Your task is to count the lines of the entries below that include the word "John" and to give only the resulting number.
- - -
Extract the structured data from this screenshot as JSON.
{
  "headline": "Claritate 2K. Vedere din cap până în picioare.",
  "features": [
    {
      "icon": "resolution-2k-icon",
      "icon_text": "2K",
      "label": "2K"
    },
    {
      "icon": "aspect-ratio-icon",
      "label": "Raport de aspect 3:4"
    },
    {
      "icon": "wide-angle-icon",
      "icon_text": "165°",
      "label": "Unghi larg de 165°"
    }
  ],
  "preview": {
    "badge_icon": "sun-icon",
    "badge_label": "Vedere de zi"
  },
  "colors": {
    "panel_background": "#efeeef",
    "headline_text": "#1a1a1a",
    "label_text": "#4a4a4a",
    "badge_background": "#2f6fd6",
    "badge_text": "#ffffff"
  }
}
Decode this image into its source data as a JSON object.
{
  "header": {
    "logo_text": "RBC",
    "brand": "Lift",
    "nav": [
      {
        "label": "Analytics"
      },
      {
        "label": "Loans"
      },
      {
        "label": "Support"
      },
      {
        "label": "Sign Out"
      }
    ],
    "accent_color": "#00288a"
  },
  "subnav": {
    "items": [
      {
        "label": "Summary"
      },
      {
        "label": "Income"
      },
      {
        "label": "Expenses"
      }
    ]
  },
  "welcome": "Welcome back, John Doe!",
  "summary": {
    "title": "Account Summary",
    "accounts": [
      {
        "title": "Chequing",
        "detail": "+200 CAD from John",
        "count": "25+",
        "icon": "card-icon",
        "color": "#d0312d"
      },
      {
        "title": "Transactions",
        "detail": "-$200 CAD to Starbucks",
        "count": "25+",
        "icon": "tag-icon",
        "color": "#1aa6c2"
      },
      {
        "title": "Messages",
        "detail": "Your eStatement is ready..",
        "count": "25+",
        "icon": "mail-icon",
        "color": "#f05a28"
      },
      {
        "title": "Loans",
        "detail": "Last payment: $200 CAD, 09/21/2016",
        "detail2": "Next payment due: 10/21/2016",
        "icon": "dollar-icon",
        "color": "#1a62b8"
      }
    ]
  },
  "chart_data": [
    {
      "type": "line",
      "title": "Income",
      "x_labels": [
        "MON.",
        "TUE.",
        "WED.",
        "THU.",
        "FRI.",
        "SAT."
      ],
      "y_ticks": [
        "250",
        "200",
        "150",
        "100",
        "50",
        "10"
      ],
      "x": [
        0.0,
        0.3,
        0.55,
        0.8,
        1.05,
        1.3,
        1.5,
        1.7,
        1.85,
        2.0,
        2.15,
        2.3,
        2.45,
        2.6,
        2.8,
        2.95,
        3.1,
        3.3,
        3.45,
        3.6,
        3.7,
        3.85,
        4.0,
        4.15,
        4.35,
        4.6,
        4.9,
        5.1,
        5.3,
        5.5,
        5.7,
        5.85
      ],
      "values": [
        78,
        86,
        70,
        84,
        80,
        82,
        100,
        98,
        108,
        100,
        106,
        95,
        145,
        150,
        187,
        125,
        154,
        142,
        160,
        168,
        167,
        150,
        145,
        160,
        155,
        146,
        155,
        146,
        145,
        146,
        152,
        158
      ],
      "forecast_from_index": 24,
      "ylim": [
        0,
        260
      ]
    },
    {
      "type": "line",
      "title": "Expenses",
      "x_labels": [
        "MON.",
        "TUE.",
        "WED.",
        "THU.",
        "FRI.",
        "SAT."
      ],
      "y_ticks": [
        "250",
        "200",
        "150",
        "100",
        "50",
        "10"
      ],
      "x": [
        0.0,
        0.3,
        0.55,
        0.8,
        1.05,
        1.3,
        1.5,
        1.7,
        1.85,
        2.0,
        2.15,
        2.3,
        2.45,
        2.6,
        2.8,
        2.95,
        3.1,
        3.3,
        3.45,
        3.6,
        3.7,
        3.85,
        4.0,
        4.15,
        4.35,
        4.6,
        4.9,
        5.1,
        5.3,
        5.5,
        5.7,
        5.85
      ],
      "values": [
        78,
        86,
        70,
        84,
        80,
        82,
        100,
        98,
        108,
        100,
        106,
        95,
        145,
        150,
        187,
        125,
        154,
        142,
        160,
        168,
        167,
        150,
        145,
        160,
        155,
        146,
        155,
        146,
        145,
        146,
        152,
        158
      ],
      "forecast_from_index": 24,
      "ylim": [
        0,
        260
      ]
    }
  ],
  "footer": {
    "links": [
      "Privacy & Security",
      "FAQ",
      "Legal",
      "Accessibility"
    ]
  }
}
- - -
Output below:
2